■ Recorded information ■
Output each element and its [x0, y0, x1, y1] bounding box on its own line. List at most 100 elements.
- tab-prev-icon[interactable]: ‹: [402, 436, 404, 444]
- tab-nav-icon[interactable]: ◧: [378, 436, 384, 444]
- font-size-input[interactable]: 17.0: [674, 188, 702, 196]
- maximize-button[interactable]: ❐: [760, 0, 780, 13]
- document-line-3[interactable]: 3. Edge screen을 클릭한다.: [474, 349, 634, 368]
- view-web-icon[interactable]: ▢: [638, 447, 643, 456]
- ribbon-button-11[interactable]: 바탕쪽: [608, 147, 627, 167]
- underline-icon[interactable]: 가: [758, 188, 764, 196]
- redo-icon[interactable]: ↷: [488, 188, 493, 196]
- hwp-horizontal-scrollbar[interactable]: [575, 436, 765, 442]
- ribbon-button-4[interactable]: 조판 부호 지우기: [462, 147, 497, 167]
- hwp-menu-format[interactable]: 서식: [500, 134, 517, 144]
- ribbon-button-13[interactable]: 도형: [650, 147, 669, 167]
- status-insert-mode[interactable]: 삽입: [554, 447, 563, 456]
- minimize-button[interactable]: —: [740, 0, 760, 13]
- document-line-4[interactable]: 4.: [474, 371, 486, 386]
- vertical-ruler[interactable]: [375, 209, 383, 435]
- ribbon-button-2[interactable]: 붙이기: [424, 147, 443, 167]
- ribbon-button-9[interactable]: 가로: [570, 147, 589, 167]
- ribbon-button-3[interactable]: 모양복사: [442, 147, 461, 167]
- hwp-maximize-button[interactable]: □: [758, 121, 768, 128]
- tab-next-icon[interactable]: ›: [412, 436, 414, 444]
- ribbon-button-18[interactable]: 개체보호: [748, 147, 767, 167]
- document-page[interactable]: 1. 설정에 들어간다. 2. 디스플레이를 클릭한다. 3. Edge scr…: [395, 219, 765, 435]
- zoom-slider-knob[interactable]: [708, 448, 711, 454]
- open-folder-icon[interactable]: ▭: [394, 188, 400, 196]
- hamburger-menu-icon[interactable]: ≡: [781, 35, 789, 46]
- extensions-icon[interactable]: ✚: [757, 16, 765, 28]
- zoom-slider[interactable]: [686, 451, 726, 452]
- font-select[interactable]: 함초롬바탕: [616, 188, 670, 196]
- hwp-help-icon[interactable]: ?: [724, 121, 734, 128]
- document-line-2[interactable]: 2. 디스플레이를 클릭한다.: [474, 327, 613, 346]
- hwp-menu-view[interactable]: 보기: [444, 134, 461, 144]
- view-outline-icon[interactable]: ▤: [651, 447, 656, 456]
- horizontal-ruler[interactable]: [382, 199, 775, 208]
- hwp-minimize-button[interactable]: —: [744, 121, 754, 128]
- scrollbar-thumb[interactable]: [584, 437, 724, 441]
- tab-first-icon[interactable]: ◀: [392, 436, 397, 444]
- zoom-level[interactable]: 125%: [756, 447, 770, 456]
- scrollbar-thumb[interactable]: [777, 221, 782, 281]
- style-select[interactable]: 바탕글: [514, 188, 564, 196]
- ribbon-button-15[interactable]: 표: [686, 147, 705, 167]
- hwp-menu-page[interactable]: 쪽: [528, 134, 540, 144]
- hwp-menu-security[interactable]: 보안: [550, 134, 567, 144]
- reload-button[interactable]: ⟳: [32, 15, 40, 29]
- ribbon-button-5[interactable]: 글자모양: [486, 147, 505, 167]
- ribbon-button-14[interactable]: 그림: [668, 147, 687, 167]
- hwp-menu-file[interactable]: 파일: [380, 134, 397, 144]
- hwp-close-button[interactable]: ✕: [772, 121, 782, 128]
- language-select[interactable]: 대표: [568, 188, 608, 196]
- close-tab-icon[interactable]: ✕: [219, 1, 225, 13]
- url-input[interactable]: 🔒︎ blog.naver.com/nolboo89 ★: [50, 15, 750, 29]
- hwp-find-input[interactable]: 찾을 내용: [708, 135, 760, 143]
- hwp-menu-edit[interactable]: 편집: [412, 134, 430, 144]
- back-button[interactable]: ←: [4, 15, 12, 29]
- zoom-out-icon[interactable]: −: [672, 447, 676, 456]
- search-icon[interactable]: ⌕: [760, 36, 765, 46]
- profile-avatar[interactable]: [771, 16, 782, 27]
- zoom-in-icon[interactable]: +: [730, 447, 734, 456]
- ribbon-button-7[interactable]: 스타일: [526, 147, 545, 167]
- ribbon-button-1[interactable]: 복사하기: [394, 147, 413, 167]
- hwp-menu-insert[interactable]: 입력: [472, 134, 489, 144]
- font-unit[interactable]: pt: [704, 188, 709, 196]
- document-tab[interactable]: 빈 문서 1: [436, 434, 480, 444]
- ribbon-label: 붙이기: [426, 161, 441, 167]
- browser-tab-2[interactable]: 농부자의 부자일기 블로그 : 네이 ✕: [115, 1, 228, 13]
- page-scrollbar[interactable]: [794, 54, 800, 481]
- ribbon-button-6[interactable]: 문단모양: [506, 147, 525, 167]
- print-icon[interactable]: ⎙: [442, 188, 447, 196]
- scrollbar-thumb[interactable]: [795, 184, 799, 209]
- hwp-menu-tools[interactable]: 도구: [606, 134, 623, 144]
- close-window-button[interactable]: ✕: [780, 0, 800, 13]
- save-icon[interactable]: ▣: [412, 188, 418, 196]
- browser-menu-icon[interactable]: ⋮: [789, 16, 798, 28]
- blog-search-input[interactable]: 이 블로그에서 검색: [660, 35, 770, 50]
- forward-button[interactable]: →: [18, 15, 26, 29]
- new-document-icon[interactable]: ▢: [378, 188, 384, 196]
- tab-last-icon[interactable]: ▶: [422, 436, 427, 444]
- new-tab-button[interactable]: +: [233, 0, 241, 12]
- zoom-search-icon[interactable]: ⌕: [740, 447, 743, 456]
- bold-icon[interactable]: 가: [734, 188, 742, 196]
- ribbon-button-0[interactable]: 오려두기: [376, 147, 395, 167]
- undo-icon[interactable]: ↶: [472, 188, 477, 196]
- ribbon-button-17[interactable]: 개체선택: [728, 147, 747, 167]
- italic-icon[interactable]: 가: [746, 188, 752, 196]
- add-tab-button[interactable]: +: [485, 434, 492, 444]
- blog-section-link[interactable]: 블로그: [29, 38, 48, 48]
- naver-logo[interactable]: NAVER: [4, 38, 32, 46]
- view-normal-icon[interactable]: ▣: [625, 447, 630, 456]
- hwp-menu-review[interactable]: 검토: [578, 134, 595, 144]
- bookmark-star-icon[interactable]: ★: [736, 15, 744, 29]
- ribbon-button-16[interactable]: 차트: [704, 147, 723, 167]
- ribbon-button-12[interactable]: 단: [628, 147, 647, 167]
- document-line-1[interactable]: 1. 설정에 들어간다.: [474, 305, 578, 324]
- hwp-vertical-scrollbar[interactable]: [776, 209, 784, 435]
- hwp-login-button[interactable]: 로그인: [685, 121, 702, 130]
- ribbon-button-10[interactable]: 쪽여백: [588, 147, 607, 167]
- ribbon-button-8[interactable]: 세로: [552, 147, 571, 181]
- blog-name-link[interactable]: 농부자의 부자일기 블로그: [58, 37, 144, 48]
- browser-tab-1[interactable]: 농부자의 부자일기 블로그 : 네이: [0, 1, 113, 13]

■ Your instructions ■
Swap "interactable" for "clickable" everywhere in these lines, and give the lines back with nothing else changed.

■ Correct response ■
Output each element and its [x0, y0, x1, y1] bounding box on its own line. List at most 100 elements.
- tab-prev-icon[clickable]: ‹: [402, 436, 404, 444]
- tab-nav-icon[clickable]: ◧: [378, 436, 384, 444]
- font-size-input[clickable]: 17.0: [674, 188, 702, 196]
- maximize-button[clickable]: ❐: [760, 0, 780, 13]
- document-line-3[clickable]: 3. Edge screen을 클릭한다.: [474, 349, 634, 368]
- view-web-icon[clickable]: ▢: [638, 447, 643, 456]
- ribbon-button-11[clickable]: 바탕쪽: [608, 147, 627, 167]
- underline-icon[clickable]: 가: [758, 188, 764, 196]
- redo-icon[clickable]: ↷: [488, 188, 493, 196]
- hwp-horizontal-scrollbar[clickable]: [575, 436, 765, 442]
- ribbon-button-4[clickable]: 조판 부호 지우기: [462, 147, 497, 167]
- hwp-menu-format[clickable]: 서식: [500, 134, 517, 144]
- ribbon-button-13[clickable]: 도형: [650, 147, 669, 167]
- status-insert-mode[clickable]: 삽입: [554, 447, 563, 456]
- minimize-button[clickable]: —: [740, 0, 760, 13]
- document-line-4[clickable]: 4.: [474, 371, 486, 386]
- vertical-ruler[clickable]: [375, 209, 383, 435]
- ribbon-button-2[clickable]: 붙이기: [424, 147, 443, 167]
- ribbon-button-9[clickable]: 가로: [570, 147, 589, 167]
- ribbon-button-3[clickable]: 모양복사: [442, 147, 461, 167]
- hwp-maximize-button[clickable]: □: [758, 121, 768, 128]
- tab-next-icon[clickable]: ›: [412, 436, 414, 444]
- ribbon-button-18[clickable]: 개체보호: [748, 147, 767, 167]
- document-page[clickable]: 1. 설정에 들어간다. 2. 디스플레이를 클릭한다. 3. Edge scr…: [395, 219, 765, 435]
- zoom-slider-knob[clickable]: [708, 448, 711, 454]
- open-folder-icon[clickable]: ▭: [394, 188, 400, 196]
- hamburger-menu-icon[clickable]: ≡: [781, 35, 789, 46]
- extensions-icon[clickable]: ✚: [757, 16, 765, 28]
- zoom-slider[clickable]: [686, 451, 726, 452]
- font-select[clickable]: 함초롬바탕: [616, 188, 670, 196]
- hwp-help-icon[clickable]: ?: [724, 121, 734, 128]
- document-line-2[clickable]: 2. 디스플레이를 클릭한다.: [474, 327, 613, 346]
- hwp-menu-view[clickable]: 보기: [444, 134, 461, 144]
- view-outline-icon[clickable]: ▤: [651, 447, 656, 456]
- horizontal-ruler[clickable]: [382, 199, 775, 208]
- hwp-minimize-button[clickable]: —: [744, 121, 754, 128]
- scrollbar-thumb[clickable]: [584, 437, 724, 441]
- tab-first-icon[clickable]: ◀: [392, 436, 397, 444]
- zoom-level[clickable]: 125%: [756, 447, 770, 456]
- scrollbar-thumb[clickable]: [777, 221, 782, 281]
- style-select[clickable]: 바탕글: [514, 188, 564, 196]
- ribbon-button-15[clickable]: 표: [686, 147, 705, 167]
- hwp-menu-page[clickable]: 쪽: [528, 134, 540, 144]
- hwp-menu-security[clickable]: 보안: [550, 134, 567, 144]
- reload-button[clickable]: ⟳: [32, 15, 40, 29]
- ribbon-button-5[clickable]: 글자모양: [486, 147, 505, 167]
- ribbon-button-14[clickable]: 그림: [668, 147, 687, 167]
- hwp-menu-file[clickable]: 파일: [380, 134, 397, 144]
- hwp-close-button[clickable]: ✕: [772, 121, 782, 128]
- language-select[clickable]: 대표: [568, 188, 608, 196]
- close-tab-icon[clickable]: ✕: [219, 1, 225, 13]
- url-input[clickable]: 🔒︎ blog.naver.com/nolboo89 ★: [50, 15, 750, 29]
- hwp-find-input[clickable]: 찾을 내용: [708, 135, 760, 143]
- hwp-menu-edit[clickable]: 편집: [412, 134, 430, 144]
- back-button[clickable]: ←: [4, 15, 12, 29]
- zoom-out-icon[clickable]: −: [672, 447, 676, 456]
- search-icon[clickable]: ⌕: [760, 36, 765, 46]
- profile-avatar[clickable]: [771, 16, 782, 27]
- zoom-in-icon[clickable]: +: [730, 447, 734, 456]
- ribbon-button-7[clickable]: 스타일: [526, 147, 545, 167]
- ribbon-button-1[clickable]: 복사하기: [394, 147, 413, 167]
- hwp-menu-insert[clickable]: 입력: [472, 134, 489, 144]
- font-unit[clickable]: pt: [704, 188, 709, 196]
- document-tab[clickable]: 빈 문서 1: [436, 434, 480, 444]
- ribbon-label: 붙이기: [426, 161, 441, 167]
- browser-tab-2[clickable]: 농부자의 부자일기 블로그 : 네이 ✕: [115, 1, 228, 13]
- page-scrollbar[clickable]: [794, 54, 800, 481]
- ribbon-button-6[clickable]: 문단모양: [506, 147, 525, 167]
- print-icon[clickable]: ⎙: [442, 188, 447, 196]
- scrollbar-thumb[clickable]: [795, 184, 799, 209]
- hwp-menu-tools[clickable]: 도구: [606, 134, 623, 144]
- close-window-button[clickable]: ✕: [780, 0, 800, 13]
- save-icon[clickable]: ▣: [412, 188, 418, 196]
- browser-menu-icon[clickable]: ⋮: [789, 16, 798, 28]
- blog-search-input[clickable]: 이 블로그에서 검색: [660, 35, 770, 50]
- forward-button[clickable]: →: [18, 15, 26, 29]
- new-document-icon[clickable]: ▢: [378, 188, 384, 196]
- tab-last-icon[clickable]: ▶: [422, 436, 427, 444]
- new-tab-button[clickable]: +: [233, 0, 241, 12]
- zoom-search-icon[clickable]: ⌕: [740, 447, 743, 456]
- bold-icon[clickable]: 가: [734, 188, 742, 196]
- ribbon-button-0[clickable]: 오려두기: [376, 147, 395, 167]
- undo-icon[clickable]: ↶: [472, 188, 477, 196]
- ribbon-button-17[clickable]: 개체선택: [728, 147, 747, 167]
- italic-icon[clickable]: 가: [746, 188, 752, 196]
- add-tab-button[clickable]: +: [485, 434, 492, 444]
- blog-section-link[clickable]: 블로그: [29, 38, 48, 48]
- naver-logo[clickable]: NAVER: [4, 38, 32, 46]
- view-normal-icon[clickable]: ▣: [625, 447, 630, 456]
- hwp-menu-review[clickable]: 검토: [578, 134, 595, 144]
- bookmark-star-icon[clickable]: ★: [736, 15, 744, 29]
- ribbon-button-16[clickable]: 차트: [704, 147, 723, 167]
- ribbon-button-12[clickable]: 단: [628, 147, 647, 167]
- document-line-1[clickable]: 1. 설정에 들어간다.: [474, 305, 578, 324]
- hwp-vertical-scrollbar[clickable]: [776, 209, 784, 435]
- hwp-login-button[clickable]: 로그인: [685, 121, 702, 130]
- ribbon-button-10[clickable]: 쪽여백: [588, 147, 607, 167]
- ribbon-button-8[clickable]: 세로: [552, 147, 571, 181]
- blog-name-link[clickable]: 농부자의 부자일기 블로그: [58, 37, 144, 48]
- browser-tab-1[clickable]: 농부자의 부자일기 블로그 : 네이: [0, 1, 113, 13]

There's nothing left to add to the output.